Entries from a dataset
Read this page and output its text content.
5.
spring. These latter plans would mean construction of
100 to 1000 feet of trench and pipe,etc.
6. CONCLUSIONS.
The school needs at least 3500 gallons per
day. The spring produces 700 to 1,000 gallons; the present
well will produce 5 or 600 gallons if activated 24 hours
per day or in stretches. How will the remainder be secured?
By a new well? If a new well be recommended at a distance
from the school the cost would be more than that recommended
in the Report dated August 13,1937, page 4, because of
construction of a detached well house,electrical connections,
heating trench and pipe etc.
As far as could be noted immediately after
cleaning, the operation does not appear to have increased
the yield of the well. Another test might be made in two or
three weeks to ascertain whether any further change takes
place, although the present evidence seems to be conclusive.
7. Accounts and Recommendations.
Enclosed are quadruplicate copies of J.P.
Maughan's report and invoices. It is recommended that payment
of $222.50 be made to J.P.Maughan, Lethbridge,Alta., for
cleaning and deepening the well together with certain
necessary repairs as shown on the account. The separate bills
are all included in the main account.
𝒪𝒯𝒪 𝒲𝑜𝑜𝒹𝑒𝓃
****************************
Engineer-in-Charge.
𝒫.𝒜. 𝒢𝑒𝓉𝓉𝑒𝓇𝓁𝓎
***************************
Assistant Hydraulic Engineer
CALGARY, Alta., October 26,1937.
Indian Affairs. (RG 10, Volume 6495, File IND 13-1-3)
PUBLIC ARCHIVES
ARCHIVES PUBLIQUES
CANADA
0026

• _STATED PROBLEM_
Every entry must be quoted exactly as it appears above.

• _OUTPUT FOR THIS EXERCISE_
Read this page and output its text content.
5.
spring. These latter plans would mean construction of
100 to 1000 feet of trench and pipe,etc.
6. CONCLUSIONS.
The school needs at least 3500 gallons per
day. The spring produces 700 to 1,000 gallons; the present
well will produce 5 or 600 gallons if activated 24 hours
per day or in stretches. How will the remainder be secured?
By a new well? If a new well be recommended at a distance
from the school the cost would be more than that recommended
in the Report dated August 13,1937, page 4, because of
construction of a detached well house,electrical connections,
heating trench and pipe etc.
As far as could be noted immediately after
cleaning, the operation does not appear to have increased
the yield of the well. Another test might be made in two or
three weeks to ascertain whether any further change takes
place, although the present evidence seems to be conclusive.
7. Accounts and Recommendations.
Enclosed are quadruplicate copies of J.P.
Maughan's report and invoices. It is recommended that payment
of $222.50 be made to J.P.Maughan, Lethbridge,Alta., for
cleaning and deepening the well together with certain
necessary repairs as shown on the account. The separate bills
are all included in the main account.
𝒪𝒯𝒪 𝒲𝑜𝑜𝒹𝑒𝓃
****************************
Engineer-in-Charge.
𝒫.𝒜. 𝒢𝑒𝓉𝓉𝑒𝓇𝓁𝓎
***************************
Assistant Hydraulic Engineer
CALGARY, Alta., October 26,1937.
Indian Affairs. (RG 10, Volume 6495, File IND 13-1-3)
PUBLIC ARCHIVES
ARCHIVES PUBLIQUES
CANADA
0026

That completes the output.